*Raw data*
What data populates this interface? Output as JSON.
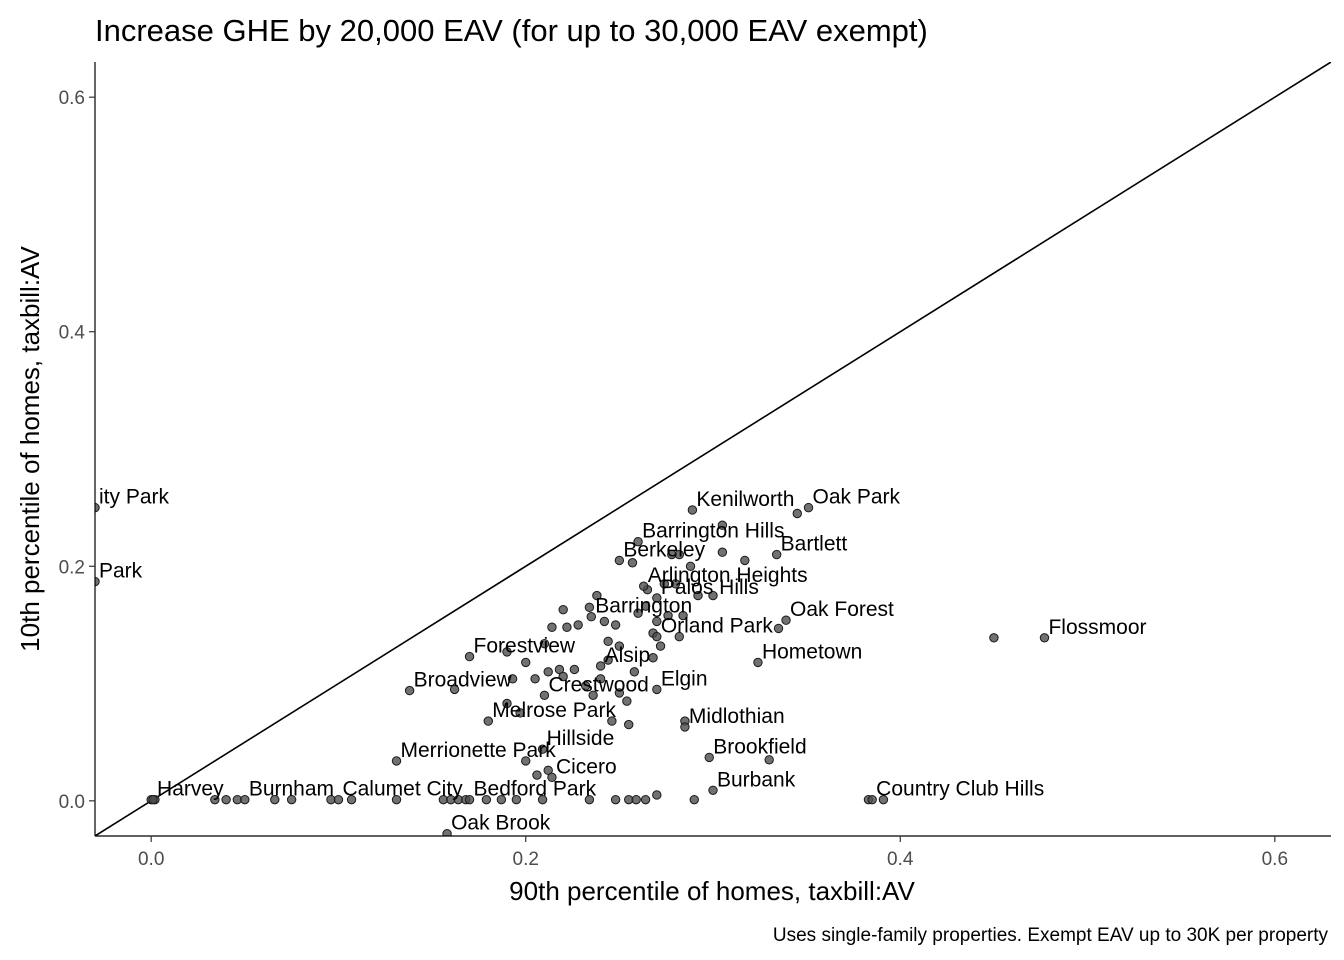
{
  "chart_data": {
    "type": "scatter",
    "title": "Increase GHE by 20,000 EAV (for up to 30,000 EAV exempt)",
    "xlabel": "90th percentile of homes, taxbill:AV",
    "ylabel": "10th percentile of homes, taxbill:AV",
    "caption": "Uses single-family properties. Exempt EAV up to 30K per property",
    "xlim": [
      -0.03,
      0.63
    ],
    "ylim": [
      -0.03,
      0.63
    ],
    "x_ticks": [
      0.0,
      0.2,
      0.4,
      0.6
    ],
    "y_ticks": [
      0.0,
      0.2,
      0.4,
      0.6
    ],
    "x_tick_labels": [
      "0.0",
      "0.2",
      "0.4",
      "0.6"
    ],
    "y_tick_labels": [
      "0.0",
      "0.2",
      "0.4",
      "0.6"
    ],
    "reference_line": "y = x",
    "grid": false,
    "point_color": "#4d4d4d",
    "labeled_points": [
      {
        "label": "ity Park",
        "x": -0.03,
        "y": 0.25
      },
      {
        "label": "Park",
        "x": -0.03,
        "y": 0.187
      },
      {
        "label": "Kenilworth",
        "x": 0.289,
        "y": 0.248
      },
      {
        "label": "Oak Park",
        "x": 0.351,
        "y": 0.25
      },
      {
        "label": "Barrington Hills",
        "x": 0.26,
        "y": 0.221
      },
      {
        "label": "Bartlett",
        "x": 0.334,
        "y": 0.21
      },
      {
        "label": "Berkeley",
        "x": 0.25,
        "y": 0.205
      },
      {
        "label": "Arlington Heights",
        "x": 0.263,
        "y": 0.183
      },
      {
        "label": "Palos Hills",
        "x": 0.27,
        "y": 0.173
      },
      {
        "label": "Barrington",
        "x": 0.235,
        "y": 0.157
      },
      {
        "label": "Oak Forest",
        "x": 0.339,
        "y": 0.154
      },
      {
        "label": "Orland Park",
        "x": 0.27,
        "y": 0.14
      },
      {
        "label": "Flossmoor",
        "x": 0.477,
        "y": 0.139
      },
      {
        "label": "Forestview",
        "x": 0.17,
        "y": 0.123
      },
      {
        "label": "Hometown",
        "x": 0.324,
        "y": 0.118
      },
      {
        "label": "Alsip",
        "x": 0.24,
        "y": 0.115
      },
      {
        "label": "Broadview",
        "x": 0.138,
        "y": 0.094
      },
      {
        "label": "Crestwood",
        "x": 0.21,
        "y": 0.09
      },
      {
        "label": "Elgin",
        "x": 0.27,
        "y": 0.095
      },
      {
        "label": "Melrose Park",
        "x": 0.18,
        "y": 0.068
      },
      {
        "label": "Midlothian",
        "x": 0.285,
        "y": 0.063
      },
      {
        "label": "Merrionette Park",
        "x": 0.131,
        "y": 0.034
      },
      {
        "label": "Hillside",
        "x": 0.209,
        "y": 0.044
      },
      {
        "label": "Brookfield",
        "x": 0.298,
        "y": 0.037
      },
      {
        "label": "Cicero",
        "x": 0.214,
        "y": 0.02
      },
      {
        "label": "Burbank",
        "x": 0.3,
        "y": 0.009
      },
      {
        "label": "Harvey",
        "x": 0.001,
        "y": 0.001
      },
      {
        "label": "Burnham",
        "x": 0.05,
        "y": 0.001
      },
      {
        "label": "Calumet City",
        "x": 0.1,
        "y": 0.001
      },
      {
        "label": "Bedford Park",
        "x": 0.17,
        "y": 0.001
      },
      {
        "label": "Country Club Hills",
        "x": 0.385,
        "y": 0.001
      },
      {
        "label": "Oak Brook",
        "x": 0.158,
        "y": -0.028
      }
    ],
    "unlabeled_points": [
      {
        "x": 0.0,
        "y": 0.001
      },
      {
        "x": 0.002,
        "y": 0.001
      },
      {
        "x": 0.034,
        "y": 0.001
      },
      {
        "x": 0.04,
        "y": 0.001
      },
      {
        "x": 0.046,
        "y": 0.001
      },
      {
        "x": 0.066,
        "y": 0.001
      },
      {
        "x": 0.075,
        "y": 0.001
      },
      {
        "x": 0.096,
        "y": 0.001
      },
      {
        "x": 0.107,
        "y": 0.001
      },
      {
        "x": 0.131,
        "y": 0.001
      },
      {
        "x": 0.156,
        "y": 0.001
      },
      {
        "x": 0.16,
        "y": 0.001
      },
      {
        "x": 0.164,
        "y": 0.001
      },
      {
        "x": 0.168,
        "y": 0.001
      },
      {
        "x": 0.179,
        "y": 0.001
      },
      {
        "x": 0.187,
        "y": 0.001
      },
      {
        "x": 0.195,
        "y": 0.001
      },
      {
        "x": 0.209,
        "y": 0.001
      },
      {
        "x": 0.234,
        "y": 0.001
      },
      {
        "x": 0.248,
        "y": 0.001
      },
      {
        "x": 0.255,
        "y": 0.001
      },
      {
        "x": 0.259,
        "y": 0.001
      },
      {
        "x": 0.264,
        "y": 0.001
      },
      {
        "x": 0.27,
        "y": 0.005
      },
      {
        "x": 0.29,
        "y": 0.001
      },
      {
        "x": 0.383,
        "y": 0.001
      },
      {
        "x": 0.391,
        "y": 0.001
      },
      {
        "x": 0.2,
        "y": 0.034
      },
      {
        "x": 0.206,
        "y": 0.022
      },
      {
        "x": 0.212,
        "y": 0.026
      },
      {
        "x": 0.246,
        "y": 0.068
      },
      {
        "x": 0.19,
        "y": 0.083
      },
      {
        "x": 0.197,
        "y": 0.075
      },
      {
        "x": 0.162,
        "y": 0.095
      },
      {
        "x": 0.193,
        "y": 0.104
      },
      {
        "x": 0.205,
        "y": 0.104
      },
      {
        "x": 0.19,
        "y": 0.127
      },
      {
        "x": 0.2,
        "y": 0.118
      },
      {
        "x": 0.21,
        "y": 0.134
      },
      {
        "x": 0.212,
        "y": 0.11
      },
      {
        "x": 0.218,
        "y": 0.112
      },
      {
        "x": 0.22,
        "y": 0.106
      },
      {
        "x": 0.226,
        "y": 0.112
      },
      {
        "x": 0.232,
        "y": 0.098
      },
      {
        "x": 0.24,
        "y": 0.104
      },
      {
        "x": 0.244,
        "y": 0.12
      },
      {
        "x": 0.25,
        "y": 0.092
      },
      {
        "x": 0.254,
        "y": 0.085
      },
      {
        "x": 0.258,
        "y": 0.11
      },
      {
        "x": 0.268,
        "y": 0.122
      },
      {
        "x": 0.272,
        "y": 0.132
      },
      {
        "x": 0.244,
        "y": 0.136
      },
      {
        "x": 0.25,
        "y": 0.132
      },
      {
        "x": 0.214,
        "y": 0.148
      },
      {
        "x": 0.222,
        "y": 0.148
      },
      {
        "x": 0.228,
        "y": 0.15
      },
      {
        "x": 0.22,
        "y": 0.163
      },
      {
        "x": 0.234,
        "y": 0.165
      },
      {
        "x": 0.238,
        "y": 0.175
      },
      {
        "x": 0.242,
        "y": 0.153
      },
      {
        "x": 0.248,
        "y": 0.15
      },
      {
        "x": 0.26,
        "y": 0.16
      },
      {
        "x": 0.264,
        "y": 0.166
      },
      {
        "x": 0.27,
        "y": 0.153
      },
      {
        "x": 0.276,
        "y": 0.158
      },
      {
        "x": 0.284,
        "y": 0.158
      },
      {
        "x": 0.292,
        "y": 0.175
      },
      {
        "x": 0.3,
        "y": 0.175
      },
      {
        "x": 0.265,
        "y": 0.18
      },
      {
        "x": 0.274,
        "y": 0.185
      },
      {
        "x": 0.28,
        "y": 0.185
      },
      {
        "x": 0.257,
        "y": 0.203
      },
      {
        "x": 0.282,
        "y": 0.21
      },
      {
        "x": 0.288,
        "y": 0.2
      },
      {
        "x": 0.305,
        "y": 0.212
      },
      {
        "x": 0.317,
        "y": 0.205
      },
      {
        "x": 0.305,
        "y": 0.235
      },
      {
        "x": 0.345,
        "y": 0.245
      },
      {
        "x": 0.278,
        "y": 0.21
      },
      {
        "x": 0.282,
        "y": 0.14
      },
      {
        "x": 0.335,
        "y": 0.147
      },
      {
        "x": 0.45,
        "y": 0.139
      },
      {
        "x": 0.33,
        "y": 0.035
      },
      {
        "x": 0.285,
        "y": 0.068
      },
      {
        "x": 0.268,
        "y": 0.143
      },
      {
        "x": 0.255,
        "y": 0.065
      },
      {
        "x": 0.236,
        "y": 0.09
      }
    ]
  }
}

*Short problem*
Going through the lines above one by one, tally those with the word "Park" and give only the total.

*Response to the exercise*
7